• Data shown:
------------

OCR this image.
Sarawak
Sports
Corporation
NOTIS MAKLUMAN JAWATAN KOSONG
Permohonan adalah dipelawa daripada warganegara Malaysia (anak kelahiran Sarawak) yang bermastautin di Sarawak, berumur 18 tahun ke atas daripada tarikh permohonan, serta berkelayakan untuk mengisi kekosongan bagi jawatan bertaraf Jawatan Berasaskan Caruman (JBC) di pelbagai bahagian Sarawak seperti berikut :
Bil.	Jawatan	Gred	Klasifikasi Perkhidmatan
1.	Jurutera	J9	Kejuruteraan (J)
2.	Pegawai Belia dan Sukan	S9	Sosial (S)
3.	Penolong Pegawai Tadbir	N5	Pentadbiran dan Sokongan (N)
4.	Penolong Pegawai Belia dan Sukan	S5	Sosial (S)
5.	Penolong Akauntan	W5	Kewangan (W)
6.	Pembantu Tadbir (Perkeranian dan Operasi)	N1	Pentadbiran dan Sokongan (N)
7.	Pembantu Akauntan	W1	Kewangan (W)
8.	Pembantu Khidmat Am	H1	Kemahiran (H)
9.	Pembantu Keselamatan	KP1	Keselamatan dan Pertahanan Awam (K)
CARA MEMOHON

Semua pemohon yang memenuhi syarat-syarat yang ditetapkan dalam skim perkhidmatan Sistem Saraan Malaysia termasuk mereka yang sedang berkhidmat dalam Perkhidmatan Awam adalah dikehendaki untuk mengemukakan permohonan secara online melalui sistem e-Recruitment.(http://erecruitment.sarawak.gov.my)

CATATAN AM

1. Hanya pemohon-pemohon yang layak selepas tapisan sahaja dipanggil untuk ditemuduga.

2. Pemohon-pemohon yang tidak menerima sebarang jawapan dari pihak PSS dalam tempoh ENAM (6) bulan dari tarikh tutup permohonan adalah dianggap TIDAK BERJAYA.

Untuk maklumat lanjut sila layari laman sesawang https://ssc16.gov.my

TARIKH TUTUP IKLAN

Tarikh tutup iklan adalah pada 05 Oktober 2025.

------------

• Set problem:
Copy out each line in the preceding records that contains "Pentadbiran".

• Task answer:
3.	Penolong Pegawai Tadbir	N5	Pentadbiran dan Sokongan (N)
6.	Pembantu Tadbir (Perkeranian dan Operasi)	N1	Pentadbiran dan Sokongan (N)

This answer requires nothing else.